Exercise details: Search the listing for the string "lieutenant" and copy every line that contains it.

———

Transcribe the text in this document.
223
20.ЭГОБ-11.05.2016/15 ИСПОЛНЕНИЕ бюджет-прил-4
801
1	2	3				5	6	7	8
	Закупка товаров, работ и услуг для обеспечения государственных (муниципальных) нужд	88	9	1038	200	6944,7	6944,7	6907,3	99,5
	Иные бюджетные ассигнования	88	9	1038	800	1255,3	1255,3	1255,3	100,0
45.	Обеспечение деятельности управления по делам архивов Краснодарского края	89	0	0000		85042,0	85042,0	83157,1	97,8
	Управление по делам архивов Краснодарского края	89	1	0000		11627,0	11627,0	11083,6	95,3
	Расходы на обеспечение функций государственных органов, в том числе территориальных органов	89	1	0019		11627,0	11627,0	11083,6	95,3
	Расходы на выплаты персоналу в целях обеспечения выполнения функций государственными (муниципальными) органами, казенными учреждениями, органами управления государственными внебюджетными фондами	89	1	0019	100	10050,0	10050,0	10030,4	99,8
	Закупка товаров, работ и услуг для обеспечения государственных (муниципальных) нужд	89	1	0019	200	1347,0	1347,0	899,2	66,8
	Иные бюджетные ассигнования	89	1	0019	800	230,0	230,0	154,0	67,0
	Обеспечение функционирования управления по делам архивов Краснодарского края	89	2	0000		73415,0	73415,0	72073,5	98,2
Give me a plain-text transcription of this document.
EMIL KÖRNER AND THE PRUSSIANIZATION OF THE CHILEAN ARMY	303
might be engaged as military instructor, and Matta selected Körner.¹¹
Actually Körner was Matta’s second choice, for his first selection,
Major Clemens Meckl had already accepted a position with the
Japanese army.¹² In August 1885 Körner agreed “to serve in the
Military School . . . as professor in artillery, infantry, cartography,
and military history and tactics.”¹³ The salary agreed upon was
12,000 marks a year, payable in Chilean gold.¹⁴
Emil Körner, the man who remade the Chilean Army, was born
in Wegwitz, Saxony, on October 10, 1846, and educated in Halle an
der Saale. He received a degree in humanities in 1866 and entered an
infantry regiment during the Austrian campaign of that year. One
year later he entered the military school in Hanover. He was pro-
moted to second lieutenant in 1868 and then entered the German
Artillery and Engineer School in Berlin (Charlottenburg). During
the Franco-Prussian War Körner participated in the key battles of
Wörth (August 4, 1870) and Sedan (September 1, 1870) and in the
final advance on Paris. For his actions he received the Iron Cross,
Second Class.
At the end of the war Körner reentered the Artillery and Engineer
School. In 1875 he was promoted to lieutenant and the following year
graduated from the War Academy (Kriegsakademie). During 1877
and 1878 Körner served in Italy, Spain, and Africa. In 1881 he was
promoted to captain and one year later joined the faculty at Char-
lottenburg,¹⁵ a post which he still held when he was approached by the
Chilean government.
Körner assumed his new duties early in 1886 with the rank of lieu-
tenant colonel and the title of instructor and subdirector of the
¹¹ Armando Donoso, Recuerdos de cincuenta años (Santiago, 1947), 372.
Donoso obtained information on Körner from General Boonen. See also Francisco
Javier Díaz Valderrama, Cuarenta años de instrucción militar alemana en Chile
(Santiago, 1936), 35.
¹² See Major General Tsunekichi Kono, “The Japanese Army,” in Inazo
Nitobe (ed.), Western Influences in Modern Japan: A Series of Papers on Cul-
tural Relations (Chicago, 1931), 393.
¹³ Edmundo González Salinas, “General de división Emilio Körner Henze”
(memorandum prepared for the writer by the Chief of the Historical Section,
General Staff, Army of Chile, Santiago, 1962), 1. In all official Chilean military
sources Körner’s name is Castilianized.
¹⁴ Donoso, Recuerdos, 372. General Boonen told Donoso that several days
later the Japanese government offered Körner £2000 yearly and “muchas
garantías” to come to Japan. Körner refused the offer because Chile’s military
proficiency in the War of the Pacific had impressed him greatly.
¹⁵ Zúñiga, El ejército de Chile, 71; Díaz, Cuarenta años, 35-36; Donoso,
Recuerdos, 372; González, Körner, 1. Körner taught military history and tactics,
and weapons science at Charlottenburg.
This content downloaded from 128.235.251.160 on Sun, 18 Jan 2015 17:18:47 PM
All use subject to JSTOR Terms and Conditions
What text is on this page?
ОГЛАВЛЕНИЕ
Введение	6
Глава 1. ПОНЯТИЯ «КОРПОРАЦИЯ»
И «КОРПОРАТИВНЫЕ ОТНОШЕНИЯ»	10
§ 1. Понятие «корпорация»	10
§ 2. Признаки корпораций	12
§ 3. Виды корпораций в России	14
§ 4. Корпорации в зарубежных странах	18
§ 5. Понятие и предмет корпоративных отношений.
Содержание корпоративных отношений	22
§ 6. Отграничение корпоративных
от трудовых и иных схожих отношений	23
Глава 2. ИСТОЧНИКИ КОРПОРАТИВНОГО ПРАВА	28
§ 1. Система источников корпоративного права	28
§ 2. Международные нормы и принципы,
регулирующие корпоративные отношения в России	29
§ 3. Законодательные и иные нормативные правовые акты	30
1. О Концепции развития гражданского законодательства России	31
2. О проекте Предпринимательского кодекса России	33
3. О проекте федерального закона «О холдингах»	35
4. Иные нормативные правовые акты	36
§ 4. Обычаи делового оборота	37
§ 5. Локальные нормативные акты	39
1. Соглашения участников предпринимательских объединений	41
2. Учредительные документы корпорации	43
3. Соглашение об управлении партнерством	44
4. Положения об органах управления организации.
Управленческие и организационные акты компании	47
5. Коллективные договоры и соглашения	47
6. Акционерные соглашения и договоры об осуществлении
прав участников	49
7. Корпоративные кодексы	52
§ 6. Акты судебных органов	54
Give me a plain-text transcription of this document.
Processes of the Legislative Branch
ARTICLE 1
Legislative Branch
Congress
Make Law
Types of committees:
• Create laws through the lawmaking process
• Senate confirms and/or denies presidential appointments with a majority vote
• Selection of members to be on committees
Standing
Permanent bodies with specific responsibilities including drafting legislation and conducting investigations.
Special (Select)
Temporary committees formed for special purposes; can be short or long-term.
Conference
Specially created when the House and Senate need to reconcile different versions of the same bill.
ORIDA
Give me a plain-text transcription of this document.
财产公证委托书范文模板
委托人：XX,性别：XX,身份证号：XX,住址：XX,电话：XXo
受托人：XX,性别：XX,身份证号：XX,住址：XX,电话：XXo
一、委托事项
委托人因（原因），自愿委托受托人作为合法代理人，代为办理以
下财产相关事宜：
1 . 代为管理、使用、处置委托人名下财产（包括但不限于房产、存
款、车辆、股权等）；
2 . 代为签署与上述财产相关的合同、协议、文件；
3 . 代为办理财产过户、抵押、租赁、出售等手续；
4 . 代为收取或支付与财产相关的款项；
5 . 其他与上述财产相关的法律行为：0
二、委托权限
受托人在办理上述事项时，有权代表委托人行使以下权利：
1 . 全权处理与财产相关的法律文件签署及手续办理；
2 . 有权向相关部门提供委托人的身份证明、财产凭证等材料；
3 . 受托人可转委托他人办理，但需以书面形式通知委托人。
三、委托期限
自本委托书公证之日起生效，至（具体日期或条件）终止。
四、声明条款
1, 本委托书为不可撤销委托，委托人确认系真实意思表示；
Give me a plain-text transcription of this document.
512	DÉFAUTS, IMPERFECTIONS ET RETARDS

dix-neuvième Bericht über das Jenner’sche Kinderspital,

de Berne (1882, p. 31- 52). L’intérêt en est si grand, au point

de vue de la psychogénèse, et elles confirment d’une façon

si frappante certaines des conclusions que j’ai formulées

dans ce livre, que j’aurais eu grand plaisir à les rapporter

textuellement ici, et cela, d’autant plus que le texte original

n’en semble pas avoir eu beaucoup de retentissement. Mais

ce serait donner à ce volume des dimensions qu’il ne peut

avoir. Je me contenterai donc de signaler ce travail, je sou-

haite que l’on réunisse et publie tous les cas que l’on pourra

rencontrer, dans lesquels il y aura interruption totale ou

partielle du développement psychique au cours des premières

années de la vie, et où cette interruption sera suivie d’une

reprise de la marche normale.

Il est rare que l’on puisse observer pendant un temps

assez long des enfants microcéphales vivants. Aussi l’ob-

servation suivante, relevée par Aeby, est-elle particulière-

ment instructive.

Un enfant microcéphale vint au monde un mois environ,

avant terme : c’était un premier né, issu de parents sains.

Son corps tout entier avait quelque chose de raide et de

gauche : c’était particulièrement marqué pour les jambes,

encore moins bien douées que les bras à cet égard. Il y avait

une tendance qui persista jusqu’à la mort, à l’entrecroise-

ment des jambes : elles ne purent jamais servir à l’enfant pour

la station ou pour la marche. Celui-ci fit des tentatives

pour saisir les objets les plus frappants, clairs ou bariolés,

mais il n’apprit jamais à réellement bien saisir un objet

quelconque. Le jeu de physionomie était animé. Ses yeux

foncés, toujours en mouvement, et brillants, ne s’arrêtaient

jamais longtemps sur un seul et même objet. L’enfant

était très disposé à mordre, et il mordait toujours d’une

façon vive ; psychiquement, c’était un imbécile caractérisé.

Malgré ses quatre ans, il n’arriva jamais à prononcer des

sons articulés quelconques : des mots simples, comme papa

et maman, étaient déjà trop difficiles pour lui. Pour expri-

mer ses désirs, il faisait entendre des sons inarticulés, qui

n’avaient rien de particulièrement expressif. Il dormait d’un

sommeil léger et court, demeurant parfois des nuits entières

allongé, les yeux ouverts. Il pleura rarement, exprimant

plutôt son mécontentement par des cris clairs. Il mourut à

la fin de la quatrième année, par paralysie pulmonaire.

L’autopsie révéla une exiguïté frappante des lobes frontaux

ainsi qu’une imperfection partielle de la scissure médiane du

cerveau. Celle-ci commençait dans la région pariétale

———

Result below:
moted to second lieutenant in 1868 and then entered the German
School. In 1875 he was promoted to lieutenant and the following year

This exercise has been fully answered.